- [Prompt] Repeat the material exactly, every line of it.

Chart and figure data:
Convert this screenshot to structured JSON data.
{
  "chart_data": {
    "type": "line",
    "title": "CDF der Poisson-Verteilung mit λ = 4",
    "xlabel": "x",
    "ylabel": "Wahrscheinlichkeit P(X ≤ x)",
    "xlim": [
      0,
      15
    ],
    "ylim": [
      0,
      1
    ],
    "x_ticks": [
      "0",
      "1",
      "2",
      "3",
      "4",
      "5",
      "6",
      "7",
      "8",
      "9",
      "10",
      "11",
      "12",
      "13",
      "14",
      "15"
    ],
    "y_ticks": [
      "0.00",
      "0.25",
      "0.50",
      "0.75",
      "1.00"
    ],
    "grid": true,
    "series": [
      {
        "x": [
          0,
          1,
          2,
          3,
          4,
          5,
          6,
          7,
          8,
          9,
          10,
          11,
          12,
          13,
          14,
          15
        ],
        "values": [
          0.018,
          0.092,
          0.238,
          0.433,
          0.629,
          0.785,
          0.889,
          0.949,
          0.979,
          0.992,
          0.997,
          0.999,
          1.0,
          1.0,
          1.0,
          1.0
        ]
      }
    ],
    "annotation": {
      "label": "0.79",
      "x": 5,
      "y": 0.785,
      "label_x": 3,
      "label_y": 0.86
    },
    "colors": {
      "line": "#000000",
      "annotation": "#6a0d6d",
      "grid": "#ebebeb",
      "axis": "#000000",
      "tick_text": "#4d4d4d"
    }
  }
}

- [Problem solution]
Convert this screenshot to structured JSON data.
{
  "chart_data": {
    "type": "line",
    "title": "CDF der Poisson-Verteilung mit λ = 4",
    "xlabel": "x",
    "ylabel": "Wahrscheinlichkeit P(X ≤ x)",
    "xlim": [
      0,
      15
    ],
    "ylim": [
      0,
      1
    ],
    "x_ticks": [
      "0",
      "1",
      "2",
      "3",
      "4",
      "5",
      "6",
      "7",
      "8",
      "9",
      "10",
      "11",
      "12",
      "13",
      "14",
      "15"
    ],
    "y_ticks": [
      "0.00",
      "0.25",
      "0.50",
      "0.75",
      "1.00"
    ],
    "grid": true,
    "series": [
      {
        "x": [
          0,
          1,
          2,
          3,
          4,
          5,
          6,
          7,
          8,
          9,
          10,
          11,
          12,
          13,
          14,
          15
        ],
        "values": [
          0.018,
          0.092,
          0.238,
          0.433,
          0.629,
          0.785,
          0.889,
          0.949,
          0.979,
          0.992,
          0.997,
          0.999,
          1.0,
          1.0,
          1.0,
          1.0
        ]
      }
    ],
    "annotation": {
      "label": "0.79",
      "x": 5,
      "y": 0.785,
      "label_x": 3,
      "label_y": 0.86
    },
    "colors": {
      "line": "#000000",
      "annotation": "#6a0d6d",
      "grid": "#ebebeb",
      "axis": "#000000",
      "tick_text": "#4d4d4d"
    }
  }
}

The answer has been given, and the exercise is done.